### The exercise
Scan the following material for the string "HTML" and copy each line in which it appears.

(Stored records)
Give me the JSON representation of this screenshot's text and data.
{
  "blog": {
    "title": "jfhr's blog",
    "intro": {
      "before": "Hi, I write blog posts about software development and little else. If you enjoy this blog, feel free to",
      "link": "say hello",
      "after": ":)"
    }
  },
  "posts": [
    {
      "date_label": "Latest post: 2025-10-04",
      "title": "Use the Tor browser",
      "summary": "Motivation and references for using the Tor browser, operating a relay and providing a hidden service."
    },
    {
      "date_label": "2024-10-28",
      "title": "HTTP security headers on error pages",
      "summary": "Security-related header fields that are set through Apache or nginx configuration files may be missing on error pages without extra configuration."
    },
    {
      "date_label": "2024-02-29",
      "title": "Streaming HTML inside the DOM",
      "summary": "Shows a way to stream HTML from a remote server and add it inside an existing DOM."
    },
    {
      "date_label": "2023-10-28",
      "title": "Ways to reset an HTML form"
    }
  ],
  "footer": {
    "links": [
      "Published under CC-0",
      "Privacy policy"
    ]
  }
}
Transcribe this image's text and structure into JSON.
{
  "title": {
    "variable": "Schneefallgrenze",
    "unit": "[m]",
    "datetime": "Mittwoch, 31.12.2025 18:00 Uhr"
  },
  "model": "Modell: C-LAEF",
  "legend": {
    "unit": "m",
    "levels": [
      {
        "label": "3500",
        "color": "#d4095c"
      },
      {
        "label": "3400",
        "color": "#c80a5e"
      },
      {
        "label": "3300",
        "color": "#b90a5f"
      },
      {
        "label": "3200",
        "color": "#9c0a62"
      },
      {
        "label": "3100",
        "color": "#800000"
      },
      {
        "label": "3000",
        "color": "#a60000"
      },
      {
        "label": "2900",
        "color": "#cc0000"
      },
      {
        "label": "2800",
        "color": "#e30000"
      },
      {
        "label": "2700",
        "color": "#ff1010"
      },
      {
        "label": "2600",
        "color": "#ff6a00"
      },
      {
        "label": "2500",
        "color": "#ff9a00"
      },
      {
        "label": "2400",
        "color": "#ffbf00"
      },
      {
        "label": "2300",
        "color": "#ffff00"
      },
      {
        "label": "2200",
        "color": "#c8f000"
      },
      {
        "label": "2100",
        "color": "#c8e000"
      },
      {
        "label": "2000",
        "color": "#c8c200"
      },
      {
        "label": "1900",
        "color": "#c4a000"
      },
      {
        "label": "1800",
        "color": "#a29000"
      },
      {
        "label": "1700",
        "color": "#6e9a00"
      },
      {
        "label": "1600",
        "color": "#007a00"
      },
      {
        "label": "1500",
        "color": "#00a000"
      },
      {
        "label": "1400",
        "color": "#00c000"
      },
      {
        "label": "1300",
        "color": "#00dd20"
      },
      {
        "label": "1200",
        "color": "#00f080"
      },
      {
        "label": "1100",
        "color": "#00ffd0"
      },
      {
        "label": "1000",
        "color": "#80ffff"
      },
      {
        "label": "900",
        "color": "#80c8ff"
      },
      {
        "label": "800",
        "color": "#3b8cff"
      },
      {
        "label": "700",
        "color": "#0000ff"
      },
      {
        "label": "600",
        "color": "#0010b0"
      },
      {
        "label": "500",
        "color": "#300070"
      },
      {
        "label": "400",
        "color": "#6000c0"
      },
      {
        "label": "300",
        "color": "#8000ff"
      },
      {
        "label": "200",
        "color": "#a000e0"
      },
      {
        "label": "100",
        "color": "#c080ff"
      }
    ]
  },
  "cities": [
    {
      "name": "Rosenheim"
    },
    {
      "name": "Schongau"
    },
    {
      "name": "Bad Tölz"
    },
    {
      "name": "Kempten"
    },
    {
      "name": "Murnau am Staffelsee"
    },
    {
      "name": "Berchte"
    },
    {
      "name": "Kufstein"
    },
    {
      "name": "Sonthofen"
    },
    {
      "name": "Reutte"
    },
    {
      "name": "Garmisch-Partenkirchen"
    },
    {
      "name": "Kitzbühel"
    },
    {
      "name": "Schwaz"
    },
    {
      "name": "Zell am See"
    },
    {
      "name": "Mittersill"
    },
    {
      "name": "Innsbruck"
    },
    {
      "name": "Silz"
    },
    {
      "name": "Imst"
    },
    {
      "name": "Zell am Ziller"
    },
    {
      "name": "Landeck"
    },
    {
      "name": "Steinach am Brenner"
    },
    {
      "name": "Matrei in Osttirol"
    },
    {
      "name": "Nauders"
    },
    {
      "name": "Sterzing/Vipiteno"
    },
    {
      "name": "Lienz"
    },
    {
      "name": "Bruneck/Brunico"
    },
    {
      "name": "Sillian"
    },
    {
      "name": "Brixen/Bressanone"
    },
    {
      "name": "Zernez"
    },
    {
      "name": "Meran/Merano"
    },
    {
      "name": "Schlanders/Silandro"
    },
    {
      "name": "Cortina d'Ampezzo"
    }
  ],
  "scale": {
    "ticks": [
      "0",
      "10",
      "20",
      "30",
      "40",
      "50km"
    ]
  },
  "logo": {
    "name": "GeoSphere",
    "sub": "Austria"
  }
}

### Response to the task
      "title": "Streaming HTML inside the DOM",
      "summary": "Shows a way to stream HTML from a remote server and add it inside an existing DOM."
      "title": "Ways to reset an HTML form"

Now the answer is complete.